Rewrite the stretch of the stochastic calculus passage from "### Itô's Lemma" through "the **Itô correction**.", changing "correction" to "adjustment".

DOCUMENT PASSAGE:
○ ○ ○ ○ ○ ○ ○

For smooth functions, d[f(X_t)] = f'(X_t) dX_t.

For Brownian motion, this is wrong. Consider f(x) = x²:

$$d[W_t^2] \neq 2W_t \, dW_t$$

The correct answer (Itô's lemma) includes an extra term:

$$d[W_t^2] = 2W_t \, dW_t + dt$$

### The Culprit: Quadratic Variation

In classical calculus, (dx)² → 0 as dx → 0.

For Brownian motion, (dW)² → dt ≠ 0.

This non-vanishing quadratic variation is why stochastic calculus has different rules.

## Itô Calculus

### Itô's Lemma

For a smooth function f(X_t, t) where dX_t = μ dt + σ dW_t:

$$df = \frac{\partial f}{\partial t} dt + \frac{\partial f}{\partial x} dX_t + \frac{1}{2} \frac{\partial^2 f}{\partial x^2} (dX_t)^2$$

Using (dW)² = dt, (dt)² = 0, dt·dW = 0:

$$df = \left(\frac{\partial f}{\partial t} + \mu \frac{\partial f}{\partial x} + \frac{\sigma^2}{2} \frac{\partial^2 f}{\partial x^2}\right) dt + \sigma \frac{\partial f}{\partial x} dW_t$$

The extra term (σ²/2) ∂²f/∂x² is the **Itô correction**.

○ ○ ○ ○ ○ ○ ○

DATASET EXCERPTS:
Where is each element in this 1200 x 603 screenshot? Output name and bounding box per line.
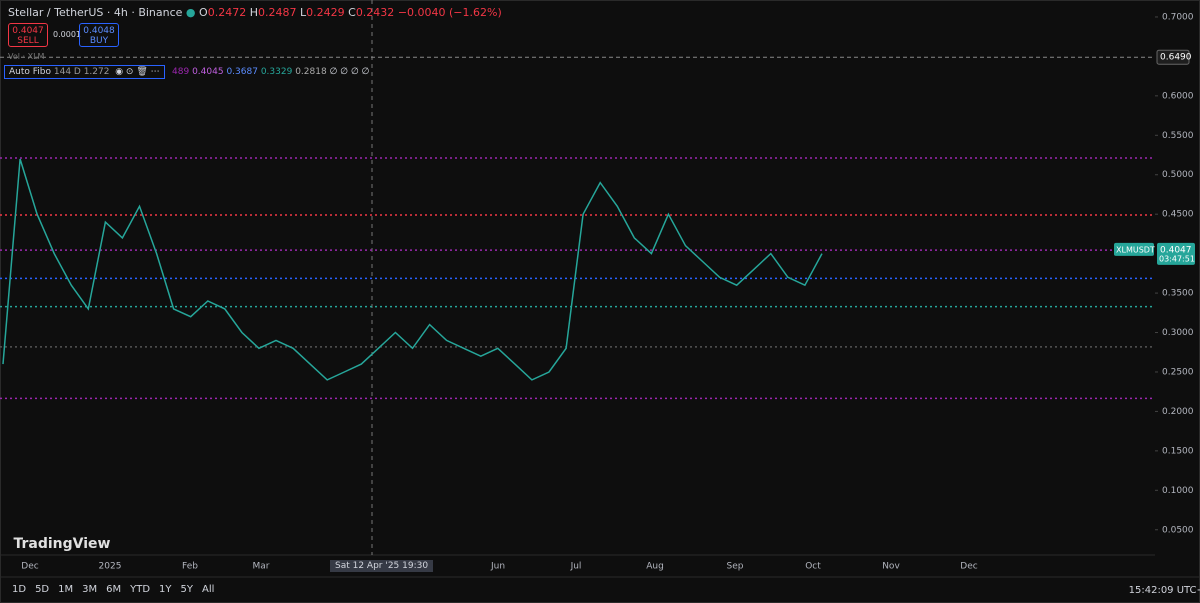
h-label: H — [249, 6, 258, 19]
x-tick-label: Aug — [646, 562, 664, 572]
h: 0.2487 — [257, 6, 297, 19]
indicator-values: 489 0.4045 0.3687 0.3329 0.2818 ∅ ∅ ∅ ∅ — [172, 67, 370, 77]
y-tick-label: 0.3000 — [1162, 328, 1194, 338]
sell-label: SELL — [17, 36, 39, 46]
c-label: C — [348, 6, 356, 19]
crosshair-label: Sat 12 Apr '25 19:30 — [330, 560, 434, 572]
timeframe-button[interactable]: 1D — [12, 584, 27, 595]
fib-value: 0.3687 — [226, 67, 258, 77]
buy-label: BUY — [89, 36, 109, 46]
l-label: L — [299, 6, 307, 19]
x-tick-label: Jul — [570, 562, 582, 572]
timeframe-button[interactable]: 1M — [58, 584, 74, 595]
y-tick-label: 0.4500 — [1162, 210, 1194, 220]
brand: TradingView — [14, 536, 111, 552]
buy-price: 0.4048 — [83, 26, 115, 36]
x-tick-label: Sep — [727, 562, 744, 572]
x-tick-label: Mar — [253, 562, 270, 572]
timeframe-button[interactable]: 3M — [82, 584, 98, 595]
change: −0.0040 (−1.62%) — [397, 6, 502, 19]
l: 0.2429 — [306, 6, 345, 19]
last-price-label: 0.4047 — [1160, 245, 1192, 255]
y-tick-label: 0.2000 — [1162, 407, 1194, 417]
o: 0.2472 — [207, 6, 247, 19]
hline-label-bg — [1156, 49, 1190, 65]
legend-header: Stellar / TetherUS · 4h · Binance ● O0.2… — [8, 6, 502, 19]
price-line — [2, 158, 823, 381]
y-tick-label: 0.5000 — [1162, 170, 1194, 180]
x-tick-label: Jun — [490, 562, 505, 572]
timeframe-button[interactable]: YTD — [130, 584, 151, 595]
fib-value: 0.2818 — [295, 67, 327, 77]
fib-extra: ∅ ∅ ∅ ∅ — [329, 67, 370, 77]
timeframe-button[interactable]: All — [202, 584, 215, 595]
last-price-bg — [1157, 242, 1195, 265]
last-price-countdown: 03:47:51 — [1159, 254, 1195, 263]
x-tick-label: Feb — [182, 562, 198, 572]
sell-price: 0.4047 — [12, 26, 44, 36]
x-tick-label: Nov — [882, 562, 900, 572]
timeframe-button[interactable]: 6M — [106, 584, 122, 595]
o-label: O — [199, 6, 208, 19]
timeframe-bar: 1D 5D 1M 3M 6M YTD 1Y 5Y All — [12, 584, 223, 595]
y-tick-label: 0.2500 — [1162, 367, 1194, 377]
x-tick-label: Oct — [805, 562, 821, 572]
x-tick-label: Dec — [21, 562, 38, 572]
y-tick-label: 0.0500 — [1162, 525, 1194, 535]
clock: 15:42:09 UTC+3:30 — [1129, 585, 1200, 596]
x-tick-label: 2025 — [99, 562, 122, 572]
symbol: Stellar / TetherUS · 4h · Binance — [8, 6, 183, 19]
y-tick-label: 0.7000 — [1162, 12, 1194, 22]
timeframe-button[interactable]: 1Y — [159, 584, 172, 595]
y-tick-label: 0.1500 — [1162, 446, 1194, 456]
fib-value: 489 — [172, 67, 190, 77]
y-tick-label: 0.1000 — [1162, 486, 1194, 496]
x-tick-label: Dec — [960, 562, 977, 572]
hline-label: 0.6490 — [1160, 53, 1192, 63]
symbol-tag: XLMUSDT — [1116, 245, 1155, 254]
volume-label: Vol · XLM — [8, 52, 45, 61]
timeframe-button[interactable]: 5D — [35, 584, 50, 595]
fib-value: 0.4045 — [192, 67, 224, 77]
indicator-name: Auto Fibo — [9, 67, 51, 77]
sell-button[interactable]: 0.4047 SELL — [8, 23, 48, 47]
y-tick-label: 0.3500 — [1162, 289, 1194, 299]
indicator-params: 144 D 1.272 — [53, 67, 110, 77]
fib-value: 0.3329 — [260, 67, 293, 77]
y-tick-label: 0.6000 — [1162, 91, 1194, 101]
spread: 0.0001 — [53, 30, 81, 39]
indicator-legend[interactable]: Auto Fibo 144 D 1.272 ◉ ⊙ 🗑 ⋯ — [4, 65, 165, 79]
symbol-tag-bg — [1114, 242, 1154, 256]
timeframe-button[interactable]: 5Y — [180, 584, 194, 595]
buy-button[interactable]: 0.4048 BUY — [79, 23, 119, 47]
y-tick-label: 0.5500 — [1162, 131, 1194, 141]
c: 0.2432 — [355, 6, 395, 19]
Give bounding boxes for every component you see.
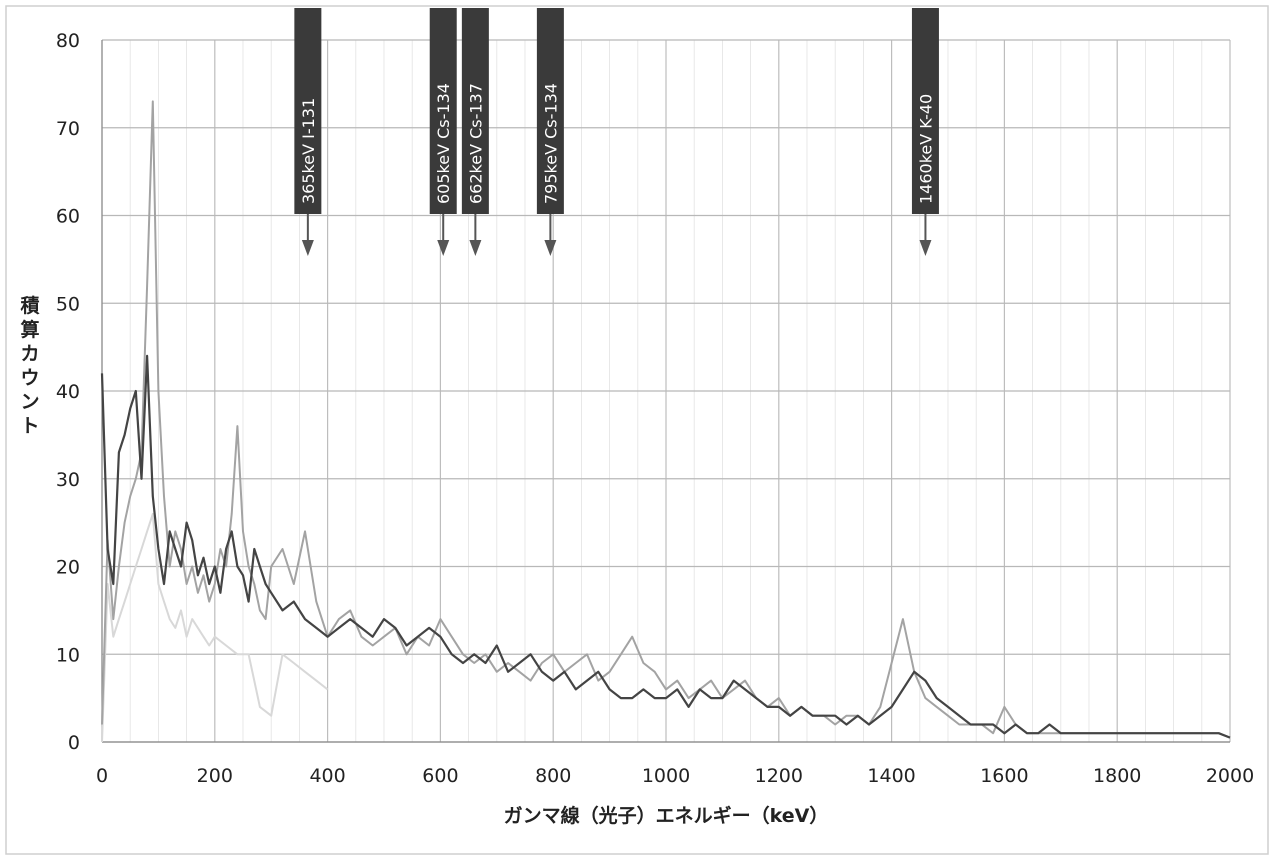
data-series [100,100,1231,743]
y-axis-title-char: 積 [20,294,39,317]
x-tick-label: 1200 [755,765,803,787]
series-line-3 [101,512,329,743]
peak-markers: 365keV I-131 605keV Cs-134 662keV Cs-137 79… [294,8,939,256]
peak-marker-box [294,8,322,214]
peak-marker-label: 605keV Cs-134 [434,83,453,204]
peak-marker-box [429,8,457,214]
x-tick-label: 200 [197,765,233,787]
y-axis-title-char: ン [20,391,39,413]
peak-marker-label: 1460keV K-40 [916,94,935,204]
gridlines [101,39,1231,743]
series-line-1 [100,354,1231,739]
x-tick-label: 1800 [1093,765,1141,787]
chart-border [5,5,1269,855]
y-axis-title-char: カ [20,343,39,365]
y-tick-label: 40 [56,381,80,403]
peak-marker-arrow-head [919,240,932,256]
y-tick-label: 70 [56,118,80,140]
peak-marker: 795keV Cs-134 [536,8,564,256]
peak-marker-arrow-head [469,240,482,256]
x-tick-label: 1400 [867,765,915,787]
peak-marker-label: 795keV Cs-134 [541,83,560,204]
peak-marker-arrow-head [301,240,314,256]
y-axis-title-char: 算 [20,318,39,341]
y-tick-label: 10 [56,644,80,666]
x-tick-label: 2000 [1206,765,1254,787]
peak-marker: 1460keV K-40 [911,8,939,256]
peak-marker-label: 662keV Cs-137 [466,83,485,204]
peak-marker-box [536,8,564,214]
peak-marker-box [461,8,489,214]
y-axis-title-char: ト [20,415,39,437]
x-tick-label: 0 [96,765,108,787]
y-tick-label: 80 [56,30,80,52]
x-tick-label: 600 [422,765,458,787]
x-axis-title: ガンマ線（光子）エネルギー（keV） [504,804,829,827]
y-tick-label: 0 [68,732,80,754]
peak-marker-arrow-head [437,240,450,256]
x-tick-label: 800 [535,765,571,787]
peak-marker: 605keV Cs-134 [429,8,457,256]
peak-marker-box [911,8,939,214]
x-tick-label: 1000 [642,765,690,787]
peak-marker: 365keV I-131 [294,8,322,256]
peak-marker-label: 365keV I-131 [299,98,318,204]
y-tick-label: 60 [56,206,80,228]
peak-marker: 662keV Cs-137 [461,8,489,256]
y-axis-title-char: ウ [20,367,39,389]
y-tick-label: 20 [56,557,80,579]
tick-labels: 0 200 400 600 800 1000 1200 1400 1600 1800 2000 0 10… [56,30,1254,787]
x-tick-label: 400 [309,765,345,787]
x-tick-label: 1600 [980,765,1028,787]
y-tick-label: 50 [56,293,80,315]
y-tick-label: 30 [56,469,80,491]
peak-marker-arrow-head [544,240,557,256]
series-line-2 [101,100,1231,739]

○ ○ ○ ○ ○ ○ ○

THE COMPLETED TASK:
### Itô's Lemma

For a smooth function f(X_t, t) where dX_t = μ dt + σ dW_t:

$$df = \frac{\partial f}{\partial t} dt + \frac{\partial f}{\partial x} dX_t + \frac{1}{2} \frac{\partial^2 f}{\partial x^2} (dX_t)^2$$

Using (dW)² = dt, (dt)² = 0, dt·dW = 0:

$$df = \left(\frac{\partial f}{\partial t} + \mu \frac{\partial f}{\partial x} + \frac{\sigma^2}{2} \frac{\partial^2 f}{\partial x^2}\right) dt + \sigma \frac{\partial f}{\partial x} dW_t$$

The extra term (σ²/2) ∂²f/∂x² is the **Itô adjustment**.